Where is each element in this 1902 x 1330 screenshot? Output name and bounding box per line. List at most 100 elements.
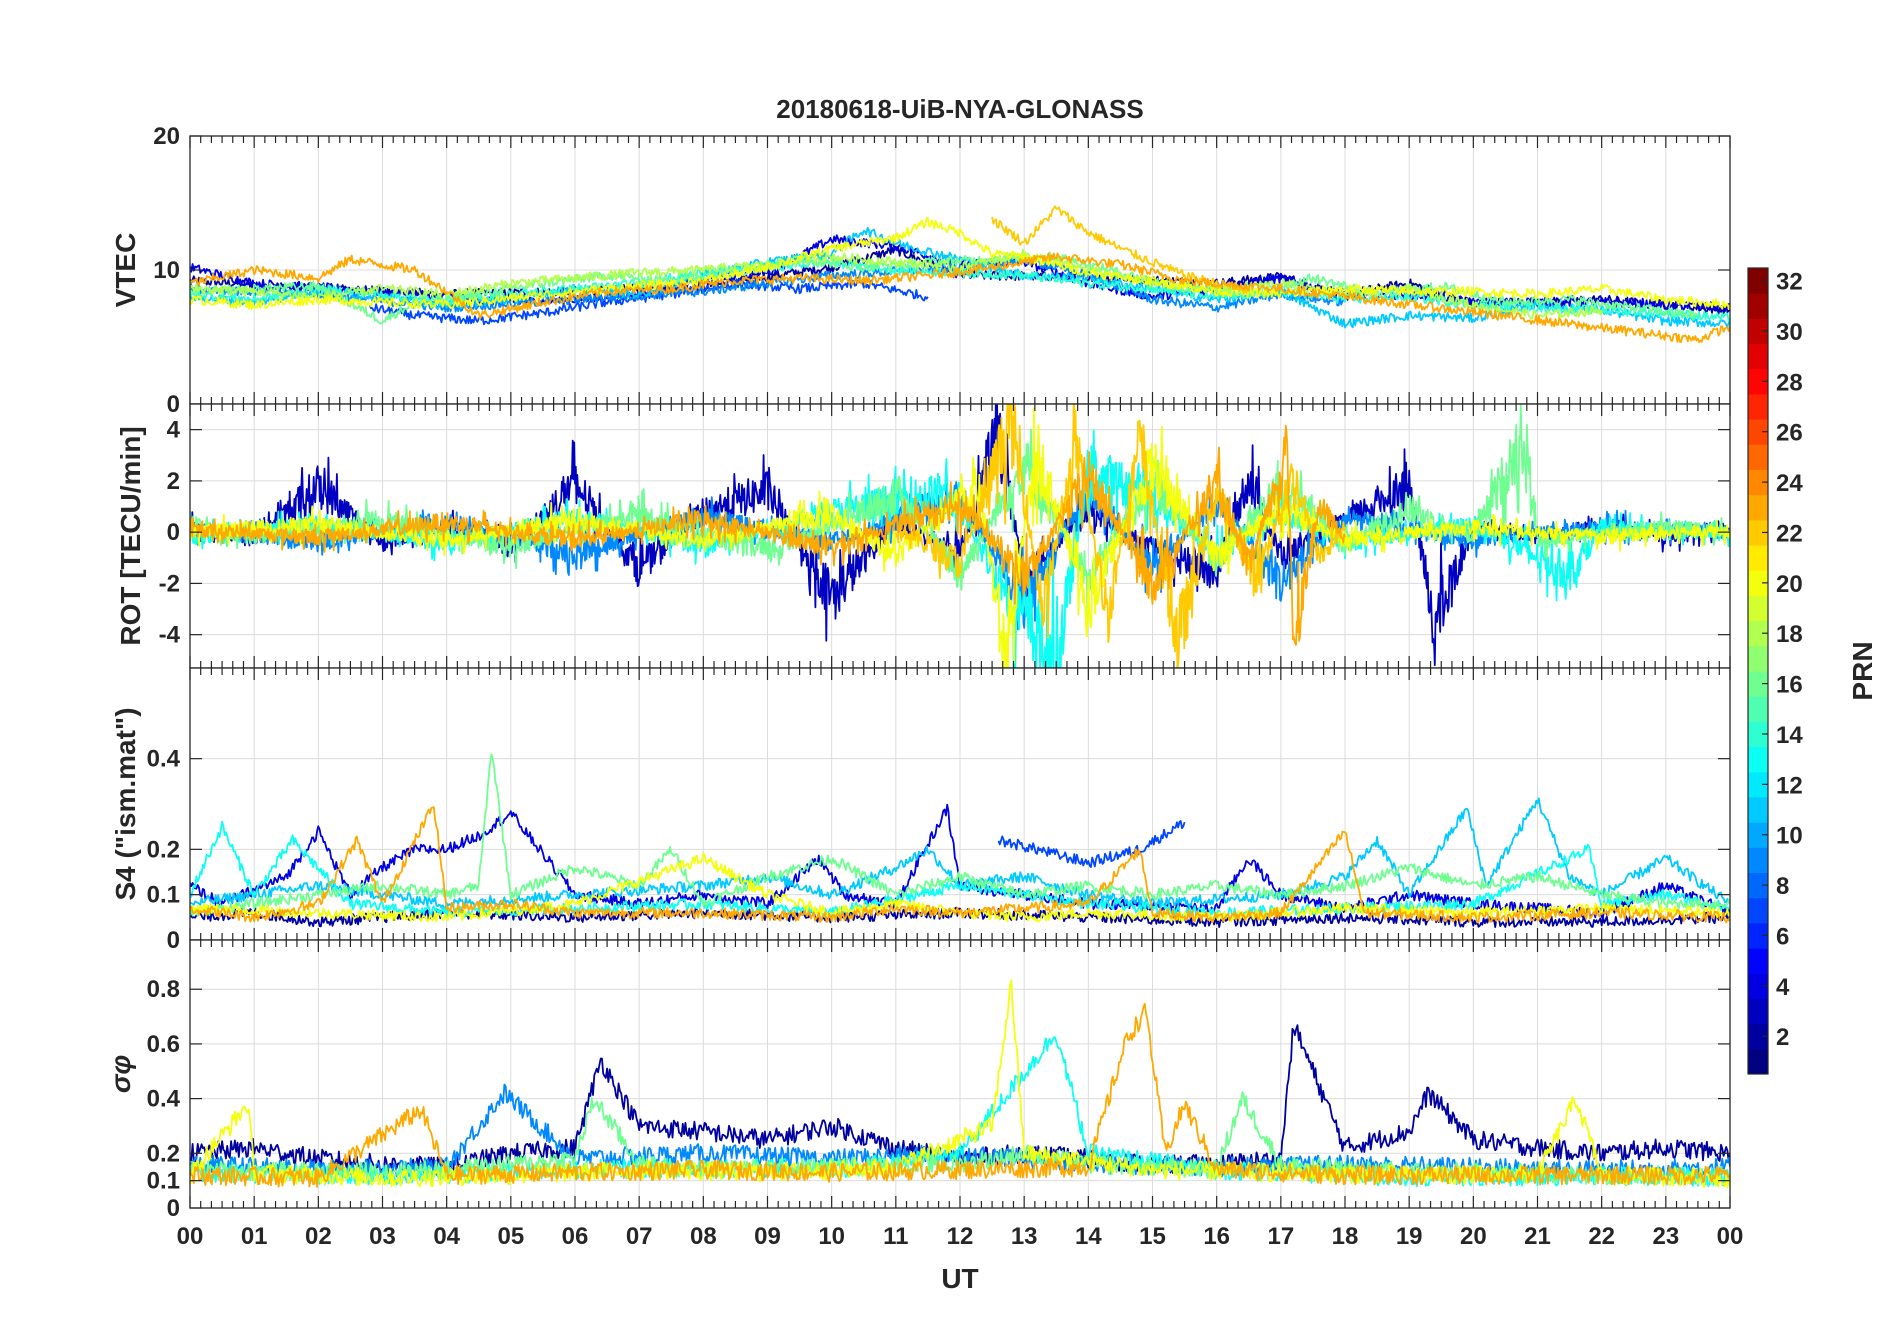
y-tick-label: 0.2 xyxy=(147,1140,180,1167)
colorbar-tick-label: 32 xyxy=(1776,269,1803,296)
series-group xyxy=(190,979,1730,1189)
colorbar-tick-label: 12 xyxy=(1776,772,1803,799)
x-tick-label: 15 xyxy=(1139,1223,1166,1250)
colorbar-segment xyxy=(1748,721,1768,748)
tick-marks xyxy=(189,135,1731,405)
x-tick-label: 20 xyxy=(1460,1223,1487,1250)
y-tick-label: 0.1 xyxy=(147,1168,180,1195)
colorbar-segment xyxy=(1748,545,1768,571)
x-tick-label: 07 xyxy=(626,1223,653,1250)
y-tick-label: 0 xyxy=(167,1195,180,1222)
panel-s4: 0 0.1 0.2 0.4S4 ("ism.mat") xyxy=(110,667,1731,954)
panel-vtec: 0 10 20 VTEC xyxy=(110,123,1731,418)
series-line-prn-23 xyxy=(190,252,1730,344)
series-line-prn-23 xyxy=(190,806,1730,924)
colorbar-tick-label: 16 xyxy=(1776,672,1803,699)
colorbar-frame xyxy=(1747,267,1769,1075)
x-tick-label: 08 xyxy=(690,1223,717,1250)
x-axis-label: UT xyxy=(941,1263,978,1294)
series-line-prn-16 xyxy=(190,753,1730,917)
x-tick-label: 17 xyxy=(1267,1223,1294,1250)
colorbar-tick-label: 30 xyxy=(1776,319,1803,346)
colorbar-tick-label: 2 xyxy=(1776,1024,1789,1051)
series-line-prn-20 xyxy=(190,216,1730,310)
x-tick-label: 12 xyxy=(947,1223,974,1250)
panel-sigma_phi: 00.10.2 0.4 0.6 0.8 σφ xyxy=(105,939,1731,1222)
colorbar-segment xyxy=(1748,570,1768,596)
tick-marks xyxy=(189,940,1731,1209)
colorbar-segment xyxy=(1748,444,1768,470)
colorbar-segment xyxy=(1748,771,1768,798)
colorbar-segment xyxy=(1748,897,1768,924)
x-tick-label: 22 xyxy=(1588,1223,1615,1250)
x-tick-label: 02 xyxy=(305,1223,332,1250)
colorbar-tick-label: 28 xyxy=(1776,369,1803,396)
colorbar-label: PRN xyxy=(1847,641,1878,700)
colorbar-segment xyxy=(1748,469,1768,496)
series-group xyxy=(190,205,1730,344)
x-tick-label: 00 xyxy=(177,1223,204,1250)
x-tick-label: 05 xyxy=(497,1223,524,1250)
colorbar-segment xyxy=(1748,419,1768,445)
y-axis-label: ROT [TECU/min] xyxy=(115,426,146,645)
colorbar-tick-label: 14 xyxy=(1776,722,1803,749)
x-tick-label: 00 xyxy=(1717,1223,1744,1250)
y-tick-label: 0.6 xyxy=(147,1031,180,1058)
series-line-prn-23 xyxy=(190,424,1346,646)
x-tick-label: 16 xyxy=(1203,1223,1230,1250)
colorbar-segment xyxy=(1748,973,1768,999)
colorbar-segment xyxy=(1748,746,1768,773)
x-tick-label: 18 xyxy=(1332,1223,1359,1250)
series-line-prn-22 xyxy=(894,404,1346,668)
chart-title: 20180618-UiB-NYA-GLONASS xyxy=(776,94,1144,124)
x-tick-label: 03 xyxy=(369,1223,396,1250)
colorbar-segment xyxy=(1748,671,1768,697)
colorbar-segment xyxy=(1748,872,1768,899)
colorbar-tick-label: 10 xyxy=(1776,823,1803,850)
x-tick-label: 04 xyxy=(433,1223,460,1250)
tick-marks xyxy=(189,668,1731,941)
y-tick-label: 10 xyxy=(153,257,180,284)
x-tick-label: 10 xyxy=(818,1223,845,1250)
x-tick-labels: 00 01 02 03 04 05 06 07 08 09 10 11 12 13 14 15 16 17 18 19… xyxy=(177,1223,1744,1250)
y-axis-label: VTEC xyxy=(110,233,141,308)
x-tick-label: 23 xyxy=(1652,1223,1679,1250)
y-tick-label: -4 xyxy=(159,622,181,649)
colorbar-segment xyxy=(1748,645,1768,672)
colorbar-tick-label: 18 xyxy=(1776,621,1803,648)
x-tick-label: 09 xyxy=(754,1223,781,1250)
colorbar-tick-label: 20 xyxy=(1776,571,1803,598)
y-tick-label: 0.4 xyxy=(147,1086,181,1113)
colorbar-segment xyxy=(1748,696,1768,722)
colorbar-segment xyxy=(1748,922,1768,949)
colorbar-segment xyxy=(1748,368,1768,395)
colorbar-tick-label: 4 xyxy=(1776,974,1790,1001)
colorbar-segment xyxy=(1748,998,1768,1025)
x-tick-label: 06 xyxy=(562,1223,589,1250)
x-tick-label: 01 xyxy=(241,1223,268,1250)
colorbar-tick-label: 22 xyxy=(1776,520,1803,547)
colorbar-segment xyxy=(1748,268,1768,294)
colorbar-segment xyxy=(1748,595,1768,622)
series-line-prn-7 xyxy=(997,820,1186,868)
y-tick-label: 0.2 xyxy=(147,836,180,863)
y-tick-label: 20 xyxy=(153,123,180,150)
colorbar-segment xyxy=(1748,822,1768,848)
series-group xyxy=(190,753,1730,928)
colorbar-tick-label: 8 xyxy=(1776,873,1789,900)
panel-rot: -4 -2 0 2 4 ROT [TECU/min] xyxy=(115,403,1731,669)
x-tick-label: 21 xyxy=(1524,1223,1551,1250)
x-tick-label: 11 xyxy=(883,1223,908,1250)
x-tick-label: 13 xyxy=(1011,1223,1038,1250)
series-group xyxy=(190,404,1730,668)
y-tick-label: 0 xyxy=(167,927,180,954)
y-tick-label: 4 xyxy=(167,417,181,444)
y-axis-label: S4 ("ism.mat") xyxy=(110,707,141,900)
y-tick-label: 0 xyxy=(167,391,180,418)
y-tick-label: 0 xyxy=(167,519,180,546)
colorbar-segment xyxy=(1748,393,1768,420)
colorbar-segment xyxy=(1748,494,1768,521)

What to produce » Reproduce every line of the material above without any changes, but leave out the picture.

Response to this exercise »
Where is each element in this 1902 x 1330 screenshot? Output name and bounding box per line. List at most 100 elements.
y-tick-label: 0.2 xyxy=(147,1140,180,1167)
colorbar-tick-label: 32 xyxy=(1776,269,1803,296)
series-group xyxy=(190,979,1730,1189)
colorbar-tick-label: 12 xyxy=(1776,772,1803,799)
x-tick-label: 15 xyxy=(1139,1223,1166,1250)
colorbar-segment xyxy=(1748,721,1768,748)
tick-marks xyxy=(189,135,1731,405)
x-tick-label: 20 xyxy=(1460,1223,1487,1250)
y-tick-label: 0.1 xyxy=(147,1168,180,1195)
colorbar-segment xyxy=(1748,545,1768,571)
x-tick-label: 07 xyxy=(626,1223,653,1250)
y-tick-label: 0 xyxy=(167,1195,180,1222)
panel-s4: 0 0.1 0.2 0.4S4 ("ism.mat") xyxy=(110,667,1731,954)
panel-vtec: 0 10 20 VTEC xyxy=(110,123,1731,418)
series-line-prn-23 xyxy=(190,252,1730,344)
series-line-prn-23 xyxy=(190,806,1730,924)
colorbar-tick-label: 16 xyxy=(1776,672,1803,699)
colorbar-frame xyxy=(1747,267,1769,1075)
x-tick-label: 08 xyxy=(690,1223,717,1250)
x-axis-label: UT xyxy=(941,1263,978,1294)
series-line-prn-16 xyxy=(190,753,1730,917)
x-tick-label: 17 xyxy=(1267,1223,1294,1250)
colorbar-tick-label: 30 xyxy=(1776,319,1803,346)
colorbar-tick-label: 2 xyxy=(1776,1024,1789,1051)
series-line-prn-20 xyxy=(190,216,1730,310)
x-tick-label: 12 xyxy=(947,1223,974,1250)
panel-sigma_phi: 00.10.2 0.4 0.6 0.8 σφ xyxy=(105,939,1731,1222)
colorbar-segment xyxy=(1748,570,1768,596)
tick-marks xyxy=(189,940,1731,1209)
colorbar-segment xyxy=(1748,444,1768,470)
colorbar-segment xyxy=(1748,771,1768,798)
colorbar-segment xyxy=(1748,897,1768,924)
x-tick-label: 22 xyxy=(1588,1223,1615,1250)
x-tick-label: 02 xyxy=(305,1223,332,1250)
colorbar-tick-label: 28 xyxy=(1776,369,1803,396)
colorbar-label: PRN xyxy=(1847,641,1878,700)
colorbar-segment xyxy=(1748,469,1768,496)
series-group xyxy=(190,205,1730,344)
x-tick-label: 00 xyxy=(177,1223,204,1250)
x-tick-label: 05 xyxy=(497,1223,524,1250)
colorbar-segment xyxy=(1748,419,1768,445)
y-axis-label: ROT [TECU/min] xyxy=(115,426,146,645)
colorbar-tick-label: 14 xyxy=(1776,722,1803,749)
x-tick-label: 00 xyxy=(1717,1223,1744,1250)
y-tick-label: 0.6 xyxy=(147,1031,180,1058)
series-line-prn-23 xyxy=(190,424,1346,646)
x-tick-label: 16 xyxy=(1203,1223,1230,1250)
colorbar-segment xyxy=(1748,973,1768,999)
colorbar-segment xyxy=(1748,746,1768,773)
x-tick-label: 18 xyxy=(1332,1223,1359,1250)
series-line-prn-22 xyxy=(894,404,1346,668)
chart-title: 20180618-UiB-NYA-GLONASS xyxy=(776,94,1144,124)
x-tick-label: 03 xyxy=(369,1223,396,1250)
colorbar-segment xyxy=(1748,671,1768,697)
colorbar-segment xyxy=(1748,872,1768,899)
colorbar-tick-label: 10 xyxy=(1776,823,1803,850)
x-tick-label: 04 xyxy=(433,1223,460,1250)
tick-marks xyxy=(189,668,1731,941)
y-tick-label: 10 xyxy=(153,257,180,284)
x-tick-label: 10 xyxy=(818,1223,845,1250)
x-tick-labels: 00 01 02 03 04 05 06 07 08 09 10 11 12 13 14 15 16 17 18 19… xyxy=(177,1223,1744,1250)
y-axis-label: VTEC xyxy=(110,233,141,308)
x-tick-label: 23 xyxy=(1652,1223,1679,1250)
y-tick-label: -4 xyxy=(159,622,181,649)
colorbar-segment xyxy=(1748,645,1768,672)
colorbar-tick-label: 18 xyxy=(1776,621,1803,648)
x-tick-label: 09 xyxy=(754,1223,781,1250)
colorbar-tick-label: 20 xyxy=(1776,571,1803,598)
y-tick-label: 0.4 xyxy=(147,1086,181,1113)
colorbar-segment xyxy=(1748,696,1768,722)
colorbar-segment xyxy=(1748,922,1768,949)
colorbar-segment xyxy=(1748,368,1768,395)
colorbar-tick-label: 4 xyxy=(1776,974,1790,1001)
colorbar-segment xyxy=(1748,998,1768,1025)
x-tick-label: 06 xyxy=(562,1223,589,1250)
x-tick-label: 01 xyxy=(241,1223,268,1250)
colorbar-tick-label: 22 xyxy=(1776,520,1803,547)
colorbar-segment xyxy=(1748,268,1768,294)
colorbar-segment xyxy=(1748,595,1768,622)
series-line-prn-7 xyxy=(997,820,1186,868)
y-tick-label: 0.2 xyxy=(147,836,180,863)
y-tick-label: 20 xyxy=(153,123,180,150)
colorbar-segment xyxy=(1748,822,1768,848)
series-group xyxy=(190,753,1730,928)
colorbar-tick-label: 8 xyxy=(1776,873,1789,900)
panel-rot: -4 -2 0 2 4 ROT [TECU/min] xyxy=(115,403,1731,669)
x-tick-label: 21 xyxy=(1524,1223,1551,1250)
x-tick-label: 11 xyxy=(883,1223,908,1250)
x-tick-label: 13 xyxy=(1011,1223,1038,1250)
series-group xyxy=(190,404,1730,668)
y-tick-label: 0 xyxy=(167,927,180,954)
y-tick-label: 4 xyxy=(167,417,181,444)
y-axis-label: S4 ("ism.mat") xyxy=(110,707,141,900)
y-tick-label: 0 xyxy=(167,391,180,418)
y-tick-label: 0 xyxy=(167,519,180,546)
colorbar-segment xyxy=(1748,393,1768,420)
colorbar-segment xyxy=(1748,494,1768,521)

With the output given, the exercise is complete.